Exercise prompt:
Here are some records. Copy each one exactly.

[Excerpt from a dataset]
....................

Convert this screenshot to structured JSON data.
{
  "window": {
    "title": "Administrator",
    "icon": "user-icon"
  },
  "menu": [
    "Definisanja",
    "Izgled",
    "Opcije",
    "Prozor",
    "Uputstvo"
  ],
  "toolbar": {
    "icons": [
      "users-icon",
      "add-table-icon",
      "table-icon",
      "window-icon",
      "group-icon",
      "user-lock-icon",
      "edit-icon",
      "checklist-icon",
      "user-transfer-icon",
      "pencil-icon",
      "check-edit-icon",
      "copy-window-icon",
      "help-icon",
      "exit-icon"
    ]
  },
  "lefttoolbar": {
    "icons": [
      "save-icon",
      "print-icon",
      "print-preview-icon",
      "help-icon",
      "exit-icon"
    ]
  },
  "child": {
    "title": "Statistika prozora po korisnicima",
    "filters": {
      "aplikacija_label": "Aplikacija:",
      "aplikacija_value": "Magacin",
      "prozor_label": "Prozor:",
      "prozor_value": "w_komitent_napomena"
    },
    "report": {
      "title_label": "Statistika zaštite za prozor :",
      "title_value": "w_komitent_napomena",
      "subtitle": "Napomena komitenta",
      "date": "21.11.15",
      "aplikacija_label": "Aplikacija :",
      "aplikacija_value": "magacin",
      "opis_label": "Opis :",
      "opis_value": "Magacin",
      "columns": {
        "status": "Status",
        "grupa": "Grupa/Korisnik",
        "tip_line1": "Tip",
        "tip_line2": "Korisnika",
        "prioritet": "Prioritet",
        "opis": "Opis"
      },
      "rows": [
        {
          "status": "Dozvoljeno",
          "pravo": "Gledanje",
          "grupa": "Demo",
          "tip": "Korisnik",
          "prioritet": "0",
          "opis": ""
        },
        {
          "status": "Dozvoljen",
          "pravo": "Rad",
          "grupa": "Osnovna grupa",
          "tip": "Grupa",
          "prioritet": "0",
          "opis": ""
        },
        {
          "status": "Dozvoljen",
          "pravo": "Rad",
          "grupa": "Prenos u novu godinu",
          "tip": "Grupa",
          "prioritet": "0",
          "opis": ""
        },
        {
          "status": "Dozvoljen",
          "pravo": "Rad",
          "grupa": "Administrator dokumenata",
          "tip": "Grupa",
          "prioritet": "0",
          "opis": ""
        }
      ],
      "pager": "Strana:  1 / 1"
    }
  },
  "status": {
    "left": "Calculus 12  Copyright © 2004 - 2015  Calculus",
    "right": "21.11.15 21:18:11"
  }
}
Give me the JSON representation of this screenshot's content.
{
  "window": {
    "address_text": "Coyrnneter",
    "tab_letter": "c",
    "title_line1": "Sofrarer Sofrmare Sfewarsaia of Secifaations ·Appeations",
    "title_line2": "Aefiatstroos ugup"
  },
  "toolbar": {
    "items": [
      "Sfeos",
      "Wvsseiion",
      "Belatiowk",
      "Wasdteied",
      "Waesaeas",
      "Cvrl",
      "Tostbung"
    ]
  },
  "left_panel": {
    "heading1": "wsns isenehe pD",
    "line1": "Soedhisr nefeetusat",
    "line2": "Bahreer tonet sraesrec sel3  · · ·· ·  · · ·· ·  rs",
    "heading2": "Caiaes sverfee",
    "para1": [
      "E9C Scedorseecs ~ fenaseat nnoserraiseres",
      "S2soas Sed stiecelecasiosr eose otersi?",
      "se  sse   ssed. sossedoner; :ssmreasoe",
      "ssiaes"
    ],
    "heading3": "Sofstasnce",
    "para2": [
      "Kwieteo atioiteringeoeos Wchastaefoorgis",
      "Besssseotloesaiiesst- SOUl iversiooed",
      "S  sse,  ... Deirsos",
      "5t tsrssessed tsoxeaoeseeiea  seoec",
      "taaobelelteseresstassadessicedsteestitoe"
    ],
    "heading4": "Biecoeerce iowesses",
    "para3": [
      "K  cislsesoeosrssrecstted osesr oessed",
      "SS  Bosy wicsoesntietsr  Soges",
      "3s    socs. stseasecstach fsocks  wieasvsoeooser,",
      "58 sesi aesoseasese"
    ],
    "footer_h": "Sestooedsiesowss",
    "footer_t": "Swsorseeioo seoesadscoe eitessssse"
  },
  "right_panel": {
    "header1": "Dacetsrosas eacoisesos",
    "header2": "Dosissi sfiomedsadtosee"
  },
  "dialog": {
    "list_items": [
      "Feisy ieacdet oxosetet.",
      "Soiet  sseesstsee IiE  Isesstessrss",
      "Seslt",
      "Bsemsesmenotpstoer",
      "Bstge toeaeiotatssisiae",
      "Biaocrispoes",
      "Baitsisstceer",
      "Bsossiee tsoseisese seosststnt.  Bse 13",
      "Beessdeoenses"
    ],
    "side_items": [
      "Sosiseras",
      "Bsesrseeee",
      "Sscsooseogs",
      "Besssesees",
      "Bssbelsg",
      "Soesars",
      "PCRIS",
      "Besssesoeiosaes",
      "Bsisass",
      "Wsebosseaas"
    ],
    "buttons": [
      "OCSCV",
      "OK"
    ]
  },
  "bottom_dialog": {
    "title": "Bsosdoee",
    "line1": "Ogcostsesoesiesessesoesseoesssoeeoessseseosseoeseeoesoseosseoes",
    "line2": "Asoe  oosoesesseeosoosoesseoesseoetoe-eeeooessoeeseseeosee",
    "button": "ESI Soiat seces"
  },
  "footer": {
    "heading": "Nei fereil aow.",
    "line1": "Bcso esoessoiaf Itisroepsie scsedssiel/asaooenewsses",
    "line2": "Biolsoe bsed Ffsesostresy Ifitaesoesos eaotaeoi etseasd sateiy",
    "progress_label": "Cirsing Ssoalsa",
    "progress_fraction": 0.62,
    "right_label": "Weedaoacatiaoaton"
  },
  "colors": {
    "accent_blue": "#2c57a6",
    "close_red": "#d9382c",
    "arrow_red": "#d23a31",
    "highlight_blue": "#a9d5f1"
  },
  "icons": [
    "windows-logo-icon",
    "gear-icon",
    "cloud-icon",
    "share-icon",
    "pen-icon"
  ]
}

....................

Task response:
Convert this screenshot to structured JSON data.
{
  "window": {
    "title": "Administrator",
    "icon": "user-icon"
  },
  "menu": [
    "Definisanja",
    "Izgled",
    "Opcije",
    "Prozor",
    "Uputstvo"
  ],
  "toolbar": {
    "icons": [
      "users-icon",
      "add-table-icon",
      "table-icon",
      "window-icon",
      "group-icon",
      "user-lock-icon",
      "edit-icon",
      "checklist-icon",
      "user-transfer-icon",
      "pencil-icon",
      "check-edit-icon",
      "copy-window-icon",
      "help-icon",
      "exit-icon"
    ]
  },
  "lefttoolbar": {
    "icons": [
      "save-icon",
      "print-icon",
      "print-preview-icon",
      "help-icon",
      "exit-icon"
    ]
  },
  "child": {
    "title": "Statistika prozora po korisnicima",
    "filters": {
      "aplikacija_label": "Aplikacija:",
      "aplikacija_value": "Magacin",
      "prozor_label": "Prozor:",
      "prozor_value": "w_komitent_napomena"
    },
    "report": {
      "title_label": "Statistika zaštite za prozor :",
      "title_value": "w_komitent_napomena",
      "subtitle": "Napomena komitenta",
      "date": "21.11.15",
      "aplikacija_label": "Aplikacija :",
      "aplikacija_value": "magacin",
      "opis_label": "Opis :",
      "opis_value": "Magacin",
      "columns": {
        "status": "Status",
        "grupa": "Grupa/Korisnik",
        "tip_line1": "Tip",
        "tip_line2": "Korisnika",
        "prioritet": "Prioritet",
        "opis": "Opis"
      },
      "rows": [
        {
          "status": "Dozvoljeno",
          "pravo": "Gledanje",
          "grupa": "Demo",
          "tip": "Korisnik",
          "prioritet": "0",
          "opis": ""
        },
        {
          "status": "Dozvoljen",
          "pravo": "Rad",
          "grupa": "Osnovna grupa",
          "tip": "Grupa",
          "prioritet": "0",
          "opis": ""
        },
        {
          "status": "Dozvoljen",
          "pravo": "Rad",
          "grupa": "Prenos u novu godinu",
          "tip": "Grupa",
          "prioritet": "0",
          "opis": ""
        },
        {
          "status": "Dozvoljen",
          "pravo": "Rad",
          "grupa": "Administrator dokumenata",
          "tip": "Grupa",
          "prioritet": "0",
          "opis": ""
        }
      ],
      "pager": "Strana:  1 / 1"
    }
  },
  "status": {
    "left": "Calculus 12  Copyright © 2004 - 2015  Calculus",
    "right": "21.11.15 21:18:11"
  }
}
Give me the JSON representation of this screenshot's content.
{
  "window": {
    "address_text": "Coyrnneter",
    "tab_letter": "c",
    "title_line1": "Sofrarer Sofrmare Sfewarsaia of Secifaations ·Appeations",
    "title_line2": "Aefiatstroos ugup"
  },
  "toolbar": {
    "items": [
      "Sfeos",
      "Wvsseiion",
      "Belatiowk",
      "Wasdteied",
      "Waesaeas",
      "Cvrl",
      "Tostbung"
    ]
  },
  "left_panel": {
    "heading1": "wsns isenehe pD",
    "line1": "Soedhisr nefeetusat",
    "line2": "Bahreer tonet sraesrec sel3  · · ·· ·  · · ·· ·  rs",
    "heading2": "Caiaes sverfee",
    "para1": [
      "E9C Scedorseecs ~ fenaseat nnoserraiseres",
      "S2soas Sed stiecelecasiosr eose otersi?",
      "se  sse   ssed. sossedoner; :ssmreasoe",
      "ssiaes"
    ],
    "heading3": "Sofstasnce",
    "para2": [
      "Kwieteo atioiteringeoeos Wchastaefoorgis",
      "Besssseotloesaiiesst- SOUl iversiooed",
      "S  sse,  ... Deirsos",
      "5t tsrssessed tsoxeaoeseeiea  seoec",
      "taaobelelteseresstassadessicedsteestitoe"
    ],
    "heading4": "Biecoeerce iowesses",
    "para3": [
      "K  cislsesoeosrssrecstted osesr oessed",
      "SS  Bosy wicsoesntietsr  Soges",
      "3s    socs. stseasecstach fsocks  wieasvsoeooser,",
      "58 sesi aesoseasese"
    ],
    "footer_h": "Sestooedsiesowss",
    "footer_t": "Swsorseeioo seoesadscoe eitessssse"
  },
  "right_panel": {
    "header1": "Dacetsrosas eacoisesos",
    "header2": "Dosissi sfiomedsadtosee"
  },
  "dialog": {
    "list_items": [
      "Feisy ieacdet oxosetet.",
      "Soiet  sseesstsee IiE  Isesstessrss",
      "Seslt",
      "Bsemsesmenotpstoer",
      "Bstge toeaeiotatssisiae",
      "Biaocrispoes",
      "Baitsisstceer",
      "Bsossiee tsoseisese seosststnt.  Bse 13",
      "Beessdeoenses"
    ],
    "side_items": [
      "Sosiseras",
      "Bsesrseeee",
      "Sscsooseogs",
      "Besssesees",
      "Bssbelsg",
      "Soesars",
      "PCRIS",
      "Besssesoeiosaes",
      "Bsisass",
      "Wsebosseaas"
    ],
    "buttons": [
      "OCSCV",
      "OK"
    ]
  },
  "bottom_dialog": {
    "title": "Bsosdoee",
    "line1": "Ogcostsesoesiesessesoesseoesssoeeoessseseosseoeseeoesoseosseoes",
    "line2": "Asoe  oosoesesseeosoosoesseoesseoetoe-eeeooessoeeseseeosee",
    "button": "ESI Soiat seces"
  },
  "footer": {
    "heading": "Nei fereil aow.",
    "line1": "Bcso esoessoiaf Itisroepsie scsedssiel/asaooenewsses",
    "line2": "Biolsoe bsed Ffsesostresy Ifitaesoesos eaotaeoi etseasd sateiy",
    "progress_label": "Cirsing Ssoalsa",
    "progress_fraction": 0.62,
    "right_label": "Weedaoacatiaoaton"
  },
  "colors": {
    "accent_blue": "#2c57a6",
    "close_red": "#d9382c",
    "arrow_red": "#d23a31",
    "highlight_blue": "#a9d5f1"
  },
  "icons": [
    "windows-logo-icon",
    "gear-icon",
    "cloud-icon",
    "share-icon",
    "pen-icon"
  ]
}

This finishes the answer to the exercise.